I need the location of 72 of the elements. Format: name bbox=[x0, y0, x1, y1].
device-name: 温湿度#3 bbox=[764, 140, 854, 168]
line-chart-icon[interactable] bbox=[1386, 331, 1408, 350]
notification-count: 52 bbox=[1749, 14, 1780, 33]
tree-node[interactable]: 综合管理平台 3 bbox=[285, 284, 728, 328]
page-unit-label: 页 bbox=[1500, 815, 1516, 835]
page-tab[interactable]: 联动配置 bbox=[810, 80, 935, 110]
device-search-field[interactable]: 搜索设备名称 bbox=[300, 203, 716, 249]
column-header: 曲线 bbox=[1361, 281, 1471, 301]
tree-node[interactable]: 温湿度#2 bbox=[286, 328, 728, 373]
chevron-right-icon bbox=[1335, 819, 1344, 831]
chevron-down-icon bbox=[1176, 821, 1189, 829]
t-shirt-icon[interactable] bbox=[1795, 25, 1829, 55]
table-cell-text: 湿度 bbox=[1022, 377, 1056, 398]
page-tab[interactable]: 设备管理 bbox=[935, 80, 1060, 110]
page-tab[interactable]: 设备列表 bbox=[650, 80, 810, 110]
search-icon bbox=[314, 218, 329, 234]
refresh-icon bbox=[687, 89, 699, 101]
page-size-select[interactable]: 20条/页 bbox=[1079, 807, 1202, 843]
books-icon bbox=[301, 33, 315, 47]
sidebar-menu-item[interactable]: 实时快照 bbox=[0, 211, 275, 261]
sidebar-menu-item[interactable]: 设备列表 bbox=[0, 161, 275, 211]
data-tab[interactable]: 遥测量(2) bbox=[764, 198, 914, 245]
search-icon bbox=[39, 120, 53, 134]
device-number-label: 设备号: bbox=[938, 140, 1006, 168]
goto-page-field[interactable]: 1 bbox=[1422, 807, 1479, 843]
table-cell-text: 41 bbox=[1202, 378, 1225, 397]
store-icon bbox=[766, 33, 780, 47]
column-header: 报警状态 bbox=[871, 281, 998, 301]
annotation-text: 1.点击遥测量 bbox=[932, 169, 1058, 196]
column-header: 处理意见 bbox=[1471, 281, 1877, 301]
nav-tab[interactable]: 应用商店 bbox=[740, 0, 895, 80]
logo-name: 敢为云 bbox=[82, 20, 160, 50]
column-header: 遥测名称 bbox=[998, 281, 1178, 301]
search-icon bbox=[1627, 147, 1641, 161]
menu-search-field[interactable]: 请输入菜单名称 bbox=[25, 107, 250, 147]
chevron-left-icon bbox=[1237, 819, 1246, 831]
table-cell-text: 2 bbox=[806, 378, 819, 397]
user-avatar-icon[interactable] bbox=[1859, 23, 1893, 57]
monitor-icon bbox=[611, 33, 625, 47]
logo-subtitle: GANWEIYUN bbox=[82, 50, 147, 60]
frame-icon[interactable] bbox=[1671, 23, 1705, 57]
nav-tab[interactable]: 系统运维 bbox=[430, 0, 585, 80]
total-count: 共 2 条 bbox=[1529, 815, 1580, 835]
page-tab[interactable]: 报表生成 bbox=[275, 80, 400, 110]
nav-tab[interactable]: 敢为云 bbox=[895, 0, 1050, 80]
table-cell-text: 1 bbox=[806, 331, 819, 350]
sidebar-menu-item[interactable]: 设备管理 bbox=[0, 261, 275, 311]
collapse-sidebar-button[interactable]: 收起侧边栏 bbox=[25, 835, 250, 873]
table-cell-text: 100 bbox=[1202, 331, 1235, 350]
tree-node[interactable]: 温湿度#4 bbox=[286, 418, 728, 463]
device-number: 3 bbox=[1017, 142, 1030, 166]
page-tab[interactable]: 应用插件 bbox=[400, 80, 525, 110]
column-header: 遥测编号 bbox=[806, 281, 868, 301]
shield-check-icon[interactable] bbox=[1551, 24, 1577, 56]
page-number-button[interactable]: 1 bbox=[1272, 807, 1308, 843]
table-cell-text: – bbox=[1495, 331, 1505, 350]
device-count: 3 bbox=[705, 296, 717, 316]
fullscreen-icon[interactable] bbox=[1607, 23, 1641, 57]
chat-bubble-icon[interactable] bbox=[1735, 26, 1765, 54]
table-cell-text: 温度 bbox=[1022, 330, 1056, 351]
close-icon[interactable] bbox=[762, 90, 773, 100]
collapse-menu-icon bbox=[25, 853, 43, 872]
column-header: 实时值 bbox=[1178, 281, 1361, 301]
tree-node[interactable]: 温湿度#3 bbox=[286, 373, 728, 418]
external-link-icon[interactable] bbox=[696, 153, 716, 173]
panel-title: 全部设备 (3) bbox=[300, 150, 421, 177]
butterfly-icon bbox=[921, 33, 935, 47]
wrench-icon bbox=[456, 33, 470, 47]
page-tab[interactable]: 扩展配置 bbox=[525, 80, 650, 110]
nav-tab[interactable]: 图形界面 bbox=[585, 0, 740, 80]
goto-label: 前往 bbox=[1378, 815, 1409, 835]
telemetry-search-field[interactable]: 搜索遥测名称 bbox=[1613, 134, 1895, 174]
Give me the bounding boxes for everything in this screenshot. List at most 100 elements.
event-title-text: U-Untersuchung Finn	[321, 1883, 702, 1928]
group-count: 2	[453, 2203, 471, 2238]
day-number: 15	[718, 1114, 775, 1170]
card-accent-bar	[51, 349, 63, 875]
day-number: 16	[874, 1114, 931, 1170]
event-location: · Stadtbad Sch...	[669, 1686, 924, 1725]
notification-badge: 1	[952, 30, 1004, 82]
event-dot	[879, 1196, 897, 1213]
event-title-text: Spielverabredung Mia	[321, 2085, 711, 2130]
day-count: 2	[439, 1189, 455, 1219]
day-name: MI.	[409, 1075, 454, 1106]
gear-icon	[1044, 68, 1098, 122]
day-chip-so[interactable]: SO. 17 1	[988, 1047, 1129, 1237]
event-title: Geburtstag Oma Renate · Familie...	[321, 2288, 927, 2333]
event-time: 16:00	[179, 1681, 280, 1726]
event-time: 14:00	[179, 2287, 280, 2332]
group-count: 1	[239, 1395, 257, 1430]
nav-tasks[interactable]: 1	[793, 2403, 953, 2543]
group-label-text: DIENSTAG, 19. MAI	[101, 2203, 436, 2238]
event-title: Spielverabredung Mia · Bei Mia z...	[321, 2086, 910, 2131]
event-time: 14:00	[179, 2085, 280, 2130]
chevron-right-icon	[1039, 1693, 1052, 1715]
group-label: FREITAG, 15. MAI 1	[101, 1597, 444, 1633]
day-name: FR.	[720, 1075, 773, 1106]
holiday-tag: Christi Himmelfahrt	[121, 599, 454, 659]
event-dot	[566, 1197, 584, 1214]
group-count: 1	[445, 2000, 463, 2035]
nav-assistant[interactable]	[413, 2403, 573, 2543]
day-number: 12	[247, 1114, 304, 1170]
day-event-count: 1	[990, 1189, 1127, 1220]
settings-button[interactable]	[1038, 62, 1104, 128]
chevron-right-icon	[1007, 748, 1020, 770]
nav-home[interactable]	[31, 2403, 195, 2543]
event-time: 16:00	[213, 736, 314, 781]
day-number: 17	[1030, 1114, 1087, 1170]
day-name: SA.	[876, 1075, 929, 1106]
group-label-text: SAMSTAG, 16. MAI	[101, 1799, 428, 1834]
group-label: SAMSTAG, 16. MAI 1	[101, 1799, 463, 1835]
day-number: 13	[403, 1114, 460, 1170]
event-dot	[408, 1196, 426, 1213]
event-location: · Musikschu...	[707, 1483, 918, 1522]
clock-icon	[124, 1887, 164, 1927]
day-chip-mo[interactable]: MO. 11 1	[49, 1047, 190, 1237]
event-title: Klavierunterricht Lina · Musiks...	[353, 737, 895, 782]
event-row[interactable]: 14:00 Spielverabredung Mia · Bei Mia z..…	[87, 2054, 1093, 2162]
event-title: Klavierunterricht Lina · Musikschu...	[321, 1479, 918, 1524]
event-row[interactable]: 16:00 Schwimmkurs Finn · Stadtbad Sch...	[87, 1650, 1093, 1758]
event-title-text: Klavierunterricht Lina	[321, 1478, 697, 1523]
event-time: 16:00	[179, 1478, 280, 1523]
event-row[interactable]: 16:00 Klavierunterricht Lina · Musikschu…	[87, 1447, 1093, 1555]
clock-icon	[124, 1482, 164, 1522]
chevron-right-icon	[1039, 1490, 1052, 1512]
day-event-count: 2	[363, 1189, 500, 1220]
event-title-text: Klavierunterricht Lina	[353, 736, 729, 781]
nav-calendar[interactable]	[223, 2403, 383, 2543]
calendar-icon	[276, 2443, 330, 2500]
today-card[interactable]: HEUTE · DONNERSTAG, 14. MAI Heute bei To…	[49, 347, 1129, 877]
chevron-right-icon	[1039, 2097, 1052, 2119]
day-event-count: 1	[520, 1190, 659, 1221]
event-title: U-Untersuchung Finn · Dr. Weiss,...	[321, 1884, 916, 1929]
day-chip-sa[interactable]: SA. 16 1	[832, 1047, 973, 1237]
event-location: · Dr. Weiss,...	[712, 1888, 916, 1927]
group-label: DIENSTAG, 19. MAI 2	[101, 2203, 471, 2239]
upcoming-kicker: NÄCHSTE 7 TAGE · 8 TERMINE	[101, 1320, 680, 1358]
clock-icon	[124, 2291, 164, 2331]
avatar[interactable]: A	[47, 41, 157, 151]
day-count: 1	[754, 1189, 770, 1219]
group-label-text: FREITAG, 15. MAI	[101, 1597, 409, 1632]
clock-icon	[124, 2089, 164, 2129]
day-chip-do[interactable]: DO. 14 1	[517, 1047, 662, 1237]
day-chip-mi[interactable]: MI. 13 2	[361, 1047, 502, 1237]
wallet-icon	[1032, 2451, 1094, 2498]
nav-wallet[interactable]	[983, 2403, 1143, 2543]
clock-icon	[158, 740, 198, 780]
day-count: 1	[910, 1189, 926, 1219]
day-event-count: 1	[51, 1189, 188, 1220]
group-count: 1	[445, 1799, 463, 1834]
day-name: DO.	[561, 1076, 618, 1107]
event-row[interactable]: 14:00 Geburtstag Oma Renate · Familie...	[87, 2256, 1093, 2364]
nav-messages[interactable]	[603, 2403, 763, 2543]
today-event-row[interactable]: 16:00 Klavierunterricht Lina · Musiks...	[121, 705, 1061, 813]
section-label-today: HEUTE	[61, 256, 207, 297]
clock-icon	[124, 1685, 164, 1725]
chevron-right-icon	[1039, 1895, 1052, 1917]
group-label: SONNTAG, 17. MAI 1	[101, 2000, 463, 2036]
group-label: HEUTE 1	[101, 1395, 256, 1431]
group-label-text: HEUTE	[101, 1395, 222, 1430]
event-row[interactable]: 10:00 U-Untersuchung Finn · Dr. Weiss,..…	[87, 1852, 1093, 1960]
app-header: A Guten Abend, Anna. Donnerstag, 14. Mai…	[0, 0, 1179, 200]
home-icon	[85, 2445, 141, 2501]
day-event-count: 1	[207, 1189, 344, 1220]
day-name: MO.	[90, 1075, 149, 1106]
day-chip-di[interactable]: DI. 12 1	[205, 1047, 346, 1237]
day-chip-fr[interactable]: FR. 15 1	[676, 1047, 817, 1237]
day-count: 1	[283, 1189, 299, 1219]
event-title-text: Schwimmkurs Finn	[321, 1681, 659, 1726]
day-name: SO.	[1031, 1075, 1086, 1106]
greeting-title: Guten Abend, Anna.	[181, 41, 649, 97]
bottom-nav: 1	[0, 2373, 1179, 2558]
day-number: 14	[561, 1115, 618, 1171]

• • •

> _What you are asked to do_
Retype the records above exactly, starting at their first line and ending at the line containing "search-icon bbox=[314, 218, 329, 234]", with that line included.

> _Final result_
I need the location of 72 of the elements. Format: name bbox=[x0, y0, x1, y1].
device-name: 温湿度#3 bbox=[764, 140, 854, 168]
line-chart-icon[interactable] bbox=[1386, 331, 1408, 350]
notification-count: 52 bbox=[1749, 14, 1780, 33]
tree-node[interactable]: 综合管理平台 3 bbox=[285, 284, 728, 328]
page-unit-label: 页 bbox=[1500, 815, 1516, 835]
page-tab[interactable]: 联动配置 bbox=[810, 80, 935, 110]
device-search-field[interactable]: 搜索设备名称 bbox=[300, 203, 716, 249]
column-header: 曲线 bbox=[1361, 281, 1471, 301]
tree-node[interactable]: 温湿度#2 bbox=[286, 328, 728, 373]
chevron-right-icon bbox=[1335, 819, 1344, 831]
chevron-down-icon bbox=[1176, 821, 1189, 829]
t-shirt-icon[interactable] bbox=[1795, 25, 1829, 55]
table-cell-text: 湿度 bbox=[1022, 377, 1056, 398]
page-tab[interactable]: 设备管理 bbox=[935, 80, 1060, 110]
page-tab[interactable]: 设备列表 bbox=[650, 80, 810, 110]
search-icon bbox=[314, 218, 329, 234]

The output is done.